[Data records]
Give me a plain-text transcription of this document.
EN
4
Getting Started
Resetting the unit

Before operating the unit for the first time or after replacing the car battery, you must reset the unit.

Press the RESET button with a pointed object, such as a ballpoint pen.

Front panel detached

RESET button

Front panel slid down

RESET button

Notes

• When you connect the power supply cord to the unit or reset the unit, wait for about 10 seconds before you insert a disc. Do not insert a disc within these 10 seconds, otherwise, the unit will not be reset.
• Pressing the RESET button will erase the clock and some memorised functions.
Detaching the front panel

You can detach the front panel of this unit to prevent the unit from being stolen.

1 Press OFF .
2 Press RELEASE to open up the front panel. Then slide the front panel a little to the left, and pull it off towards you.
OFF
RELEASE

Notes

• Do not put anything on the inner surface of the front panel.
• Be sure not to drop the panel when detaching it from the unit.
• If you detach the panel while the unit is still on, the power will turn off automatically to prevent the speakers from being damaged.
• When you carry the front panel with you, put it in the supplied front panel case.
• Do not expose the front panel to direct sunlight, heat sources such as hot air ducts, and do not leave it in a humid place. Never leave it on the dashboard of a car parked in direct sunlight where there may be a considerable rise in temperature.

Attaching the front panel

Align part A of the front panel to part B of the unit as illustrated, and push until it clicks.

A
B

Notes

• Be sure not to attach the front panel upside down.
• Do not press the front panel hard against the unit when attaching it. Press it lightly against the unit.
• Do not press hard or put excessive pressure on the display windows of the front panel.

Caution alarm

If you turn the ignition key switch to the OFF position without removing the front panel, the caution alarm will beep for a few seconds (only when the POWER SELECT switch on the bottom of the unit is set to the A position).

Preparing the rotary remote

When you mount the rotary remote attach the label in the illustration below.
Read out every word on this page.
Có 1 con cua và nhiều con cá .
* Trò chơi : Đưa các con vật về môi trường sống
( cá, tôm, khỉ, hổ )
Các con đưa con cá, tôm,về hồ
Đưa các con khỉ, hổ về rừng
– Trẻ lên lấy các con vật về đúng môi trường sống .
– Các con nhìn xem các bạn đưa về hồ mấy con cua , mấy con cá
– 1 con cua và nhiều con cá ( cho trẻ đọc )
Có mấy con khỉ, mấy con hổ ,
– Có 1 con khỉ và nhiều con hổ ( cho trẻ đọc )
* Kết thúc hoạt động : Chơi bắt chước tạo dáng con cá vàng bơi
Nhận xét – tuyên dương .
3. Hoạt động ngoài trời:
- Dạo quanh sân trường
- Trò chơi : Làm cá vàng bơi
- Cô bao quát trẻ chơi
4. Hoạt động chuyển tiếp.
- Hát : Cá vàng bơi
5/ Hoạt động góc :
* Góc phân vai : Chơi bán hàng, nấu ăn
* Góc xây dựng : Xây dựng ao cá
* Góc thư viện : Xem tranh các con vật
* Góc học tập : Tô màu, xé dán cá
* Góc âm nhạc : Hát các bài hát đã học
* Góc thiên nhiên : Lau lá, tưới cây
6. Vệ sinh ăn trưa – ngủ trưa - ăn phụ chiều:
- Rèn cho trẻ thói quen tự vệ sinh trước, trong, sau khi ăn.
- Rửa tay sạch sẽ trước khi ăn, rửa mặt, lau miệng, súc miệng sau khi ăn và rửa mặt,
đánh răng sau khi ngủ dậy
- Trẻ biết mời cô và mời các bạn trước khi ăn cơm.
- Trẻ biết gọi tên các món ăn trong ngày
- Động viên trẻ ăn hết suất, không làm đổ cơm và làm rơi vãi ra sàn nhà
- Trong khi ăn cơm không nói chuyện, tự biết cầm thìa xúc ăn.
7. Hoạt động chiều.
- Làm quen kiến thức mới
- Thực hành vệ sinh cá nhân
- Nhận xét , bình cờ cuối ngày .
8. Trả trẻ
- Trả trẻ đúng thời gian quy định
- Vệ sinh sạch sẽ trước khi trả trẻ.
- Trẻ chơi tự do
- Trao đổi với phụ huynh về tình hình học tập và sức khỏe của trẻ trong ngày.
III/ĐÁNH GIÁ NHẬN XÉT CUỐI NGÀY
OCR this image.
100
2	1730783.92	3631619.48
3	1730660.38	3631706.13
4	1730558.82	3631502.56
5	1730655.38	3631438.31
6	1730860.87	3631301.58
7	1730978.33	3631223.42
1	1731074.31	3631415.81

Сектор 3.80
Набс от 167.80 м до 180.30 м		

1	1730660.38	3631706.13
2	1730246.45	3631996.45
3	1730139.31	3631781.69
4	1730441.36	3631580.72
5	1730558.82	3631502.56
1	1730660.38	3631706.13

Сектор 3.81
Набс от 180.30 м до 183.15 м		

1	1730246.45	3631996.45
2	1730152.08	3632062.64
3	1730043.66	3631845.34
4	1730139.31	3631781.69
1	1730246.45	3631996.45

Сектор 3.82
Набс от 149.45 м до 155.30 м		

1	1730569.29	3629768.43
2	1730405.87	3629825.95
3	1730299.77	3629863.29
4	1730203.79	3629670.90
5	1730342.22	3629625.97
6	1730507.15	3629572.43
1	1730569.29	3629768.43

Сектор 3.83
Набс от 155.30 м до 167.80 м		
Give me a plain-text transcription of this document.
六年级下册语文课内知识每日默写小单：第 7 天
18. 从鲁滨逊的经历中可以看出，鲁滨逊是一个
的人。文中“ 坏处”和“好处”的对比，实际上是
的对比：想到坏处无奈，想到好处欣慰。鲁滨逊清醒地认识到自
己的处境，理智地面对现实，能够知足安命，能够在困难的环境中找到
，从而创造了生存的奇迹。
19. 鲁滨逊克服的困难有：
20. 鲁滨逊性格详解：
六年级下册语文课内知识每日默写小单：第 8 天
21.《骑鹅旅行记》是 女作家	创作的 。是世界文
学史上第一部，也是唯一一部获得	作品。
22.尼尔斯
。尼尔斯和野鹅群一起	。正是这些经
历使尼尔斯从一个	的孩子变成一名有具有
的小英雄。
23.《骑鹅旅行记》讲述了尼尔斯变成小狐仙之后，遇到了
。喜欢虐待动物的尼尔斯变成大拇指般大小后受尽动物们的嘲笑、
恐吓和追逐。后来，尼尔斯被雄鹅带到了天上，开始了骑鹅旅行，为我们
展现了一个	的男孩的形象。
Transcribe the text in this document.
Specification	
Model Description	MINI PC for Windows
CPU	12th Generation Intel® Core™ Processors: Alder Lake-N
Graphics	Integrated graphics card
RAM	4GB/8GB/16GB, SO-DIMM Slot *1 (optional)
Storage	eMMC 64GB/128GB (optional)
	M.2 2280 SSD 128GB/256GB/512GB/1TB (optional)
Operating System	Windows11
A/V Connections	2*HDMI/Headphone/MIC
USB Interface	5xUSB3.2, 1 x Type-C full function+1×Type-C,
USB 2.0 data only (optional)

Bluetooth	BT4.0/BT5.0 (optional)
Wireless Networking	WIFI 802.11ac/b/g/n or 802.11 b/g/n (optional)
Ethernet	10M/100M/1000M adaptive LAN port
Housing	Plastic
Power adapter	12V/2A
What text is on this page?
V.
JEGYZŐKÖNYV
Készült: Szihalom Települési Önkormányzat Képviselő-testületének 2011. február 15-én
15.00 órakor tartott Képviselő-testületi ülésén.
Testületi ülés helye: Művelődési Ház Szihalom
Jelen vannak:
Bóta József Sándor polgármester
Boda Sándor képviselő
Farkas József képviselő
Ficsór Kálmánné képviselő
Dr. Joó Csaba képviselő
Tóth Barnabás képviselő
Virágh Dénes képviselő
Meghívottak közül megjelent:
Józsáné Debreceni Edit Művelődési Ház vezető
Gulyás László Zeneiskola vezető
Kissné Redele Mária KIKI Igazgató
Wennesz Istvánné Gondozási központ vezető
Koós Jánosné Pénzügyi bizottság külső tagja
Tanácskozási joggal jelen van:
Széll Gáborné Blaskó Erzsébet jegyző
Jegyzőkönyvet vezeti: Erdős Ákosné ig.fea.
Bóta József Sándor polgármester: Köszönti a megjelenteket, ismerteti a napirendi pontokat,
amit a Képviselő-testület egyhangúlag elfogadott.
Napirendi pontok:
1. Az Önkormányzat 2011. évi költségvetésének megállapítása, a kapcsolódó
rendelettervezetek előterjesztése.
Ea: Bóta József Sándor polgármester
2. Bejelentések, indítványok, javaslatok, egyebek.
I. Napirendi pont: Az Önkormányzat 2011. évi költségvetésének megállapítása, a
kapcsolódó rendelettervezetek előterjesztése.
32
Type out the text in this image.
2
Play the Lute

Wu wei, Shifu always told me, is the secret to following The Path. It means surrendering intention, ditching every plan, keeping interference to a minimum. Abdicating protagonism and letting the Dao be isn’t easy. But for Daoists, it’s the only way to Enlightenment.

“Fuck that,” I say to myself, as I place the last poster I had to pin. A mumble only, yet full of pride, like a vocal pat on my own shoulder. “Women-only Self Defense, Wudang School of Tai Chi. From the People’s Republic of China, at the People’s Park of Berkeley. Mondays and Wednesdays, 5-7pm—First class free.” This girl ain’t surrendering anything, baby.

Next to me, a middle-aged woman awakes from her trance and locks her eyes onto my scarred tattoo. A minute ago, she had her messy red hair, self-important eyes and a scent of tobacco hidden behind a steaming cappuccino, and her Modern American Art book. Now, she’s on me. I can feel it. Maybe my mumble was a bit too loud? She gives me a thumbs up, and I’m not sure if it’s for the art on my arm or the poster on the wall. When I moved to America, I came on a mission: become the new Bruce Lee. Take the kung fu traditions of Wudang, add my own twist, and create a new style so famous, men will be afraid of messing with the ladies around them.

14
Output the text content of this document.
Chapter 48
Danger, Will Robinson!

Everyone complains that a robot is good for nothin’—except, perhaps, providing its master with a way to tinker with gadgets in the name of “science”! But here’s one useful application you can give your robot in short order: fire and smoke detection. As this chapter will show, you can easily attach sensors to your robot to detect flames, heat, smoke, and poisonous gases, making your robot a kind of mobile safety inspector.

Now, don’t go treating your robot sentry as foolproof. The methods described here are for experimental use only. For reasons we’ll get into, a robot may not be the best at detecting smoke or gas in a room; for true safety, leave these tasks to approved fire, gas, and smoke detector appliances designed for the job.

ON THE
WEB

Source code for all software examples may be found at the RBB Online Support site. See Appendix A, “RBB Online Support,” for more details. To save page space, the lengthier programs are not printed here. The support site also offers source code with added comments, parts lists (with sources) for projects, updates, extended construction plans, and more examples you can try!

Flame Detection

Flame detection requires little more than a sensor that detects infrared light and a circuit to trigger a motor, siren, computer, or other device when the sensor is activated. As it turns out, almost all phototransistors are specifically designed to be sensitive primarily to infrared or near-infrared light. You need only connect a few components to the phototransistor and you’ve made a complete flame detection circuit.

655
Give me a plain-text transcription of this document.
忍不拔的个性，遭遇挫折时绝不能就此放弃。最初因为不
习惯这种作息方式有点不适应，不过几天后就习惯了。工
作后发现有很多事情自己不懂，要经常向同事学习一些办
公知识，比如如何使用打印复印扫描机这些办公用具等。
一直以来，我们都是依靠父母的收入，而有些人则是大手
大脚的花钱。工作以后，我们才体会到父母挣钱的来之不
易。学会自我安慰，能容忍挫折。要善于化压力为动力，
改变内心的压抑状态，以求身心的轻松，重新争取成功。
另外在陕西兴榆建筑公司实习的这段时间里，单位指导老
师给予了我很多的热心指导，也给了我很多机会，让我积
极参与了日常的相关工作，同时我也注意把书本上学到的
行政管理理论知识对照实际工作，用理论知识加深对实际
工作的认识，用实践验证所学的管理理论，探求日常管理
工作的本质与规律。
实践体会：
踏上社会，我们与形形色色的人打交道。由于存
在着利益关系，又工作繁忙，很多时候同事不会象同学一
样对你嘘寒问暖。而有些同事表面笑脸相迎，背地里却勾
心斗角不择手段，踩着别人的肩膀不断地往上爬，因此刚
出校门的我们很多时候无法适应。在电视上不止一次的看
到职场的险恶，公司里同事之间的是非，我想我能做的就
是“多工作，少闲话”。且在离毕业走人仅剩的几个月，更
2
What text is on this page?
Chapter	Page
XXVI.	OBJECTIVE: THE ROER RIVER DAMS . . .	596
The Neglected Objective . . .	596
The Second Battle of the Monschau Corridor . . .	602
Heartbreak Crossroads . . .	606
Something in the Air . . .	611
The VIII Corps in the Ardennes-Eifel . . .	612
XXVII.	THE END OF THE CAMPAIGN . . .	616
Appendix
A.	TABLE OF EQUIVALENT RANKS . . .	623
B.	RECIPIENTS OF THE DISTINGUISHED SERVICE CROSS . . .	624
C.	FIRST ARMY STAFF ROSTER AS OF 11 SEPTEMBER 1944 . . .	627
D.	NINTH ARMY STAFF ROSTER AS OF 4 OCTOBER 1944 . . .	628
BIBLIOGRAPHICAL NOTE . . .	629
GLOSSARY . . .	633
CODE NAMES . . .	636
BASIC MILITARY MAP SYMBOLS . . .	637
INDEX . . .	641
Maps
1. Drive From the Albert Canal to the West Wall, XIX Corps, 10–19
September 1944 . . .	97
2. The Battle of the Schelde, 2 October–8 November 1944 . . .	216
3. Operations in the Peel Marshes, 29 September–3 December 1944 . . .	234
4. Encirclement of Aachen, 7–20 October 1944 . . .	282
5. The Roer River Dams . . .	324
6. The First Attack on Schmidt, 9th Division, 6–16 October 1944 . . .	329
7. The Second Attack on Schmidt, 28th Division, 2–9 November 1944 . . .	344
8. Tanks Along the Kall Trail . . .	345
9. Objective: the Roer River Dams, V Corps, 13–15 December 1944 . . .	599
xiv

What you will do
Identify and extract each line of the listing that contains "hard".

Answer for the task
• Do not press the front panel hard against the unit when attaching it. Press it lightly against the unit.
• Do not press hard or put excessive pressure on the display windows of the front panel.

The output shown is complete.